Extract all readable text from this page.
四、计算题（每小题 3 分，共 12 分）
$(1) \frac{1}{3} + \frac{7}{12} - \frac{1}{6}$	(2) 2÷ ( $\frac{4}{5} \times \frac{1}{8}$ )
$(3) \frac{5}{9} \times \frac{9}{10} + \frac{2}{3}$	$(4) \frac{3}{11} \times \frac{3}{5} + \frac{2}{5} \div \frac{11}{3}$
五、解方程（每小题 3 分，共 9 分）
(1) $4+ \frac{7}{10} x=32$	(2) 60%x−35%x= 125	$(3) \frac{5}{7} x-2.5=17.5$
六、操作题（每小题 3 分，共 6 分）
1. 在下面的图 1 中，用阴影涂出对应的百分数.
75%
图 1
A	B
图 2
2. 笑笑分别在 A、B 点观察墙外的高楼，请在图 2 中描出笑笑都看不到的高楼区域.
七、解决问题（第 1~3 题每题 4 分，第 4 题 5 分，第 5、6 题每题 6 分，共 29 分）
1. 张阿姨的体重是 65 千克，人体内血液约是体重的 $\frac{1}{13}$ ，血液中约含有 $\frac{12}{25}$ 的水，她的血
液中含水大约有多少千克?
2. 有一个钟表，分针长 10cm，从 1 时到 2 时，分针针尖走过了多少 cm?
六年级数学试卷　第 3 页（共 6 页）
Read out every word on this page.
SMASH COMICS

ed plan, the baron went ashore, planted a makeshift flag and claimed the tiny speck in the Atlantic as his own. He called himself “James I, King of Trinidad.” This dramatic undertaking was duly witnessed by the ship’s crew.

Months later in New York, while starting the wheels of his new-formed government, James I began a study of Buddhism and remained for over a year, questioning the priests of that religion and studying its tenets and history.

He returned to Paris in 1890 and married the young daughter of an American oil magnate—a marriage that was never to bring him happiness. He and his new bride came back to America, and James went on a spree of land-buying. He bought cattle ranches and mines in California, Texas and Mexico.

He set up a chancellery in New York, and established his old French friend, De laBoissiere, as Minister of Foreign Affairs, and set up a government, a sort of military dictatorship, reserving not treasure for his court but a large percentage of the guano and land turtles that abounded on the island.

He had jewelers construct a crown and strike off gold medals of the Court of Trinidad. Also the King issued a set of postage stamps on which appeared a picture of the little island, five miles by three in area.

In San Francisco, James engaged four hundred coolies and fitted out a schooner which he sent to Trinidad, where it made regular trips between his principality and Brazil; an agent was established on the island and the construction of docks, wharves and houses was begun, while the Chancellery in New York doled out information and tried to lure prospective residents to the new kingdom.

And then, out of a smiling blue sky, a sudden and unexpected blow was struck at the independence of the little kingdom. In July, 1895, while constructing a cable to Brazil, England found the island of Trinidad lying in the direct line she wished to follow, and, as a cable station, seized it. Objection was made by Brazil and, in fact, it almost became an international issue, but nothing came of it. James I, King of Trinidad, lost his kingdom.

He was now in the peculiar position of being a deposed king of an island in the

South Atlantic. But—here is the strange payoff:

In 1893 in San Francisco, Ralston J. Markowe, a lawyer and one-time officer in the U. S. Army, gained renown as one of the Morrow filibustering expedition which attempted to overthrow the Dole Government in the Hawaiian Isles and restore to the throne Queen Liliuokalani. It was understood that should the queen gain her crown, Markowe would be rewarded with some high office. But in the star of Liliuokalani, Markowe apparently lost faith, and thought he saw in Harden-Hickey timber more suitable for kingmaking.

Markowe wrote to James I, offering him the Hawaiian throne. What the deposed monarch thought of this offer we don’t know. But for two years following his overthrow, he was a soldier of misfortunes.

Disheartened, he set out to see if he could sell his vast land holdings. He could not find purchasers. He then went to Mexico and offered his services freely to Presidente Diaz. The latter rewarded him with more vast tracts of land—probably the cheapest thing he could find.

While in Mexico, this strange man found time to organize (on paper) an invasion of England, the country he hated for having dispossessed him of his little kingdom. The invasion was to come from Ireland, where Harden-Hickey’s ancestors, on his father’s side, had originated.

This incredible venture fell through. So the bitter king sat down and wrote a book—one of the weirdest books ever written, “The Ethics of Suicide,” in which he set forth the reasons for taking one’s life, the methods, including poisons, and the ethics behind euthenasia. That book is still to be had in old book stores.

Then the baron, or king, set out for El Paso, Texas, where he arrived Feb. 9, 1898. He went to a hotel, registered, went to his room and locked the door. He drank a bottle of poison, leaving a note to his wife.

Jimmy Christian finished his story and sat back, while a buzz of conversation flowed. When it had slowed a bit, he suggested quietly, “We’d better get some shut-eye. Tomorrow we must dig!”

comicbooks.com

## PROBLEM DESCRIPTION:
Pull out all lines in the data above that include "lost".

## RESULT:
And then, out of a smiling blue sky, a sudden and unexpected blow was struck at the independence of the little kingdom. In July, 1895, while constructing a cable to Brazil, England found the island of Trinidad lying in the direct line she wished to follow, and, as a cable station, seized it. Objection was made by Brazil and, in fact, it almost became an international issue, but nothing came of it. James I, King of Trinidad, lost his kingdom.
In 1893 in San Francisco, Ralston J. Markowe, a lawyer and one-time officer in the U. S. Army, gained renown as one of the Morrow filibustering expedition which attempted to overthrow the Dole Government in the Hawaiian Isles and restore to the throne Queen Liliuokalani. It was understood that should the queen gain her crown, Markowe would be rewarded with some high office. But in the star of Liliuokalani, Markowe apparently lost faith, and thought he saw in Harden-Hickey timber more suitable for kingmaking.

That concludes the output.